#### [Records for this exercise]
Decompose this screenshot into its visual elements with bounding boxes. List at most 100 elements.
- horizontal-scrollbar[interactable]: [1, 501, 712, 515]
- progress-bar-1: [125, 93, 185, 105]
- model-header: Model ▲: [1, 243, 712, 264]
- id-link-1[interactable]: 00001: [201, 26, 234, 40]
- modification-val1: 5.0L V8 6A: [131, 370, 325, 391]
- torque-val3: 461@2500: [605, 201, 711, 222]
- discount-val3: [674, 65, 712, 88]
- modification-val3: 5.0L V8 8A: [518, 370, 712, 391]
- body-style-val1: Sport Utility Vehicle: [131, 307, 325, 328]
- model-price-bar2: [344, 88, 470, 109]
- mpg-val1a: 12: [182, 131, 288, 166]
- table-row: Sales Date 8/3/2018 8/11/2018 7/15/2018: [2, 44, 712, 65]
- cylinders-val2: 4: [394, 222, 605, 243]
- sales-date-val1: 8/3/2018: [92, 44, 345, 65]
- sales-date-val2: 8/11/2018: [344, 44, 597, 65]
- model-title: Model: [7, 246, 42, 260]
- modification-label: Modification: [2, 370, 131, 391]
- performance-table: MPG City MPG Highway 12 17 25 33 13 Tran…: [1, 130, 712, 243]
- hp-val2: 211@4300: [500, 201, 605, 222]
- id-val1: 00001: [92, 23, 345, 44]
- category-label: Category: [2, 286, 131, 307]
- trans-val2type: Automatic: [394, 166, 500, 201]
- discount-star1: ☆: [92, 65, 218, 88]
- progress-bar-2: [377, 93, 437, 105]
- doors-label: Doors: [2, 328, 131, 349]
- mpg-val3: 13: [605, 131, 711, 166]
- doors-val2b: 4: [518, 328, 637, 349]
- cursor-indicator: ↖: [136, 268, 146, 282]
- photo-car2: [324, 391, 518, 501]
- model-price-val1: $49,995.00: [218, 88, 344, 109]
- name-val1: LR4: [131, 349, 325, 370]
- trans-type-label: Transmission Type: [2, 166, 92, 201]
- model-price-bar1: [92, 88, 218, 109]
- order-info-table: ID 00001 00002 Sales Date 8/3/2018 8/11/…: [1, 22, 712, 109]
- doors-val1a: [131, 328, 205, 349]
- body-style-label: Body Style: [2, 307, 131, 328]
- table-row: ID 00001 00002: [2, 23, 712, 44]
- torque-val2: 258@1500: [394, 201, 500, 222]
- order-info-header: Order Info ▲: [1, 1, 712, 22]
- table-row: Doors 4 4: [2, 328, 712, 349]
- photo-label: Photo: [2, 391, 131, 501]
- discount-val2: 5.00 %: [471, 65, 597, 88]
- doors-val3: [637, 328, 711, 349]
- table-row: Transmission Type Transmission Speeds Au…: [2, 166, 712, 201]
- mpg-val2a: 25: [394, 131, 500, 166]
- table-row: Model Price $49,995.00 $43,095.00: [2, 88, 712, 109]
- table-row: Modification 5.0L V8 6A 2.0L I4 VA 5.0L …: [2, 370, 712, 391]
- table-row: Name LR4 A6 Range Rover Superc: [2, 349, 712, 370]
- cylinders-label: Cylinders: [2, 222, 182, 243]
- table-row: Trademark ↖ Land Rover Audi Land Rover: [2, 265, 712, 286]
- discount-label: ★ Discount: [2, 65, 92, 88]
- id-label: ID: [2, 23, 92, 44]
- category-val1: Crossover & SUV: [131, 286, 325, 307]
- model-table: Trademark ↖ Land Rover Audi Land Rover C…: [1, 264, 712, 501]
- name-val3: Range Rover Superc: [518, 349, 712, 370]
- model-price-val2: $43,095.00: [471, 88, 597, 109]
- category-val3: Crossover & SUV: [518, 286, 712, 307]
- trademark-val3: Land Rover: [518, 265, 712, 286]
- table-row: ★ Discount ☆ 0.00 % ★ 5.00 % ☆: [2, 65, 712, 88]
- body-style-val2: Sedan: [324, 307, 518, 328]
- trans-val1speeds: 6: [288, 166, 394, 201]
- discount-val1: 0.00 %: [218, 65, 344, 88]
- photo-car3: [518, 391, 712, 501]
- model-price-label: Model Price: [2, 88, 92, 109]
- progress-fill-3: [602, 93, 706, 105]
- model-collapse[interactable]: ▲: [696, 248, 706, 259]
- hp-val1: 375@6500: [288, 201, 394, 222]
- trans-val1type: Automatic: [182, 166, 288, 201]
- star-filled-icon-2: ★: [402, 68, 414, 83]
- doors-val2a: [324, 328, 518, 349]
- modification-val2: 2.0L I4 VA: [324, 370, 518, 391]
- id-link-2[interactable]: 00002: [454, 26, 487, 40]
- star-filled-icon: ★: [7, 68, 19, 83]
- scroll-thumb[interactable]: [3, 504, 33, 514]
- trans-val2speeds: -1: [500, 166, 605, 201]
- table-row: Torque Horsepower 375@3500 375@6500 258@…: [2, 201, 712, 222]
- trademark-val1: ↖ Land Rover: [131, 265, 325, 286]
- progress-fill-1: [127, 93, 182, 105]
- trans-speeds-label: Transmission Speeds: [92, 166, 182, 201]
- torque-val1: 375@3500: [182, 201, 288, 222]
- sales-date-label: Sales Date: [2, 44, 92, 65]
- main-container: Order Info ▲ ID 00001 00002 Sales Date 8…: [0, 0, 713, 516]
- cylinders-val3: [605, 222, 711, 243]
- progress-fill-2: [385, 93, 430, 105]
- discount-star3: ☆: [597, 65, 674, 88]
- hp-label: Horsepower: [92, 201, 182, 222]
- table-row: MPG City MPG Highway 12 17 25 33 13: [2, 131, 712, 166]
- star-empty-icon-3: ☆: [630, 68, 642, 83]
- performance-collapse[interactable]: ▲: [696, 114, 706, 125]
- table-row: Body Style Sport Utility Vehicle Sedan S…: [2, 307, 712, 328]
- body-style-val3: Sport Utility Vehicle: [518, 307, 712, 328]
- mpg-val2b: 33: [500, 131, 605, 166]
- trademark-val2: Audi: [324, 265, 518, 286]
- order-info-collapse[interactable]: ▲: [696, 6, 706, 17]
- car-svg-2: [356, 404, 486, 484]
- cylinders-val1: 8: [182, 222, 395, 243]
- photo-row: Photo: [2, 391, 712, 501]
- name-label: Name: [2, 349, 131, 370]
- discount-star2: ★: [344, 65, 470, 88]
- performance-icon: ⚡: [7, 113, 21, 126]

#### [Problem description]
Reproduce the data above, swapping every "Sport Utility Vehicle" for "SUV" and leaving everything else unchanged.

#### [Problem solution]
Decompose this screenshot into its visual elements with bounding boxes. List at most 100 elements.
- horizontal-scrollbar[interactable]: [1, 501, 712, 515]
- progress-bar-1: [125, 93, 185, 105]
- model-header: Model ▲: [1, 243, 712, 264]
- id-link-1[interactable]: 00001: [201, 26, 234, 40]
- modification-val1: 5.0L V8 6A: [131, 370, 325, 391]
- torque-val3: 461@2500: [605, 201, 711, 222]
- discount-val3: [674, 65, 712, 88]
- modification-val3: 5.0L V8 8A: [518, 370, 712, 391]
- body-style-val1: SUV: [131, 307, 325, 328]
- model-price-bar2: [344, 88, 470, 109]
- mpg-val1a: 12: [182, 131, 288, 166]
- table-row: Sales Date 8/3/2018 8/11/2018 7/15/2018: [2, 44, 712, 65]
- cylinders-val2: 4: [394, 222, 605, 243]
- sales-date-val1: 8/3/2018: [92, 44, 345, 65]
- sales-date-val2: 8/11/2018: [344, 44, 597, 65]
- model-title: Model: [7, 246, 42, 260]
- modification-label: Modification: [2, 370, 131, 391]
- performance-table: MPG City MPG Highway 12 17 25 33 13 Tran…: [1, 130, 712, 243]
- hp-val2: 211@4300: [500, 201, 605, 222]
- id-val1: 00001: [92, 23, 345, 44]
- category-label: Category: [2, 286, 131, 307]
- trans-val2type: Automatic: [394, 166, 500, 201]
- discount-star1: ☆: [92, 65, 218, 88]
- progress-bar-2: [377, 93, 437, 105]
- doors-label: Doors: [2, 328, 131, 349]
- mpg-val3: 13: [605, 131, 711, 166]
- doors-val2b: 4: [518, 328, 637, 349]
- cursor-indicator: ↖: [136, 268, 146, 282]
- photo-car2: [324, 391, 518, 501]
- model-price-val1: $49,995.00: [218, 88, 344, 109]
- name-val1: LR4: [131, 349, 325, 370]
- trans-type-label: Transmission Type: [2, 166, 92, 201]
- model-price-bar1: [92, 88, 218, 109]
- order-info-table: ID 00001 00002 Sales Date 8/3/2018 8/11/…: [1, 22, 712, 109]
- doors-val1a: [131, 328, 205, 349]
- body-style-label: Body Style: [2, 307, 131, 328]
- table-row: ID 00001 00002: [2, 23, 712, 44]
- torque-val2: 258@1500: [394, 201, 500, 222]
- order-info-header: Order Info ▲: [1, 1, 712, 22]
- table-row: Doors 4 4: [2, 328, 712, 349]
- photo-label: Photo: [2, 391, 131, 501]
- discount-val2: 5.00 %: [471, 65, 597, 88]
- doors-val3: [637, 328, 711, 349]
- table-row: Transmission Type Transmission Speeds Au…: [2, 166, 712, 201]
- mpg-val2a: 25: [394, 131, 500, 166]
- table-row: Model Price $49,995.00 $43,095.00: [2, 88, 712, 109]
- table-row: Modification 5.0L V8 6A 2.0L I4 VA 5.0L …: [2, 370, 712, 391]
- table-row: Name LR4 A6 Range Rover Superc: [2, 349, 712, 370]
- cylinders-label: Cylinders: [2, 222, 182, 243]
- table-row: Trademark ↖ Land Rover Audi Land Rover: [2, 265, 712, 286]
- discount-label: ★ Discount: [2, 65, 92, 88]
- id-label: ID: [2, 23, 92, 44]
- category-val1: Crossover & SUV: [131, 286, 325, 307]
- model-table: Trademark ↖ Land Rover Audi Land Rover C…: [1, 264, 712, 501]
- name-val3: Range Rover Superc: [518, 349, 712, 370]
- model-price-val2: $43,095.00: [471, 88, 597, 109]
- category-val3: Crossover & SUV: [518, 286, 712, 307]
- trademark-val3: Land Rover: [518, 265, 712, 286]
- table-row: ★ Discount ☆ 0.00 % ★ 5.00 % ☆: [2, 65, 712, 88]
- body-style-val2: Sedan: [324, 307, 518, 328]
- trans-val1speeds: 6: [288, 166, 394, 201]
- discount-val1: 0.00 %: [218, 65, 344, 88]
- photo-car3: [518, 391, 712, 501]
- model-price-label: Model Price: [2, 88, 92, 109]
- progress-fill-3: [602, 93, 706, 105]
- model-collapse[interactable]: ▲: [696, 248, 706, 259]
- hp-val1: 375@6500: [288, 201, 394, 222]
- trans-val1type: Automatic: [182, 166, 288, 201]
- star-filled-icon-2: ★: [402, 68, 414, 83]
- doors-val2a: [324, 328, 518, 349]
- modification-val2: 2.0L I4 VA: [324, 370, 518, 391]
- id-link-2[interactable]: 00002: [454, 26, 487, 40]
- star-filled-icon: ★: [7, 68, 19, 83]
- scroll-thumb[interactable]: [3, 504, 33, 514]
- trans-val2speeds: -1: [500, 166, 605, 201]
- table-row: Torque Horsepower 375@3500 375@6500 258@…: [2, 201, 712, 222]
- trademark-val1: ↖ Land Rover: [131, 265, 325, 286]
- progress-fill-1: [127, 93, 182, 105]
- trans-speeds-label: Transmission Speeds: [92, 166, 182, 201]
- torque-val1: 375@3500: [182, 201, 288, 222]
- sales-date-label: Sales Date: [2, 44, 92, 65]
- main-container: Order Info ▲ ID 00001 00002 Sales Date 8…: [0, 0, 713, 516]
- cylinders-val3: [605, 222, 711, 243]
- progress-fill-2: [385, 93, 430, 105]
- discount-star3: ☆: [597, 65, 674, 88]
- hp-label: Horsepower: [92, 201, 182, 222]
- table-row: MPG City MPG Highway 12 17 25 33 13: [2, 131, 712, 166]
- star-empty-icon-3: ☆: [630, 68, 642, 83]
- performance-collapse[interactable]: ▲: [696, 114, 706, 125]
- table-row: Body Style SUV Sedan S…: [2, 307, 712, 328]
- body-style-val3: SUV: [518, 307, 712, 328]
- mpg-val2b: 33: [500, 131, 605, 166]
- trademark-val2: Audi: [324, 265, 518, 286]
- order-info-collapse[interactable]: ▲: [696, 6, 706, 17]
- car-svg-2: [356, 404, 486, 484]
- cylinders-val1: 8: [182, 222, 395, 243]
- photo-row: Photo: [2, 391, 712, 501]
- name-label: Name: [2, 349, 131, 370]
- discount-star2: ★: [344, 65, 470, 88]
- performance-icon: ⚡: [7, 113, 21, 126]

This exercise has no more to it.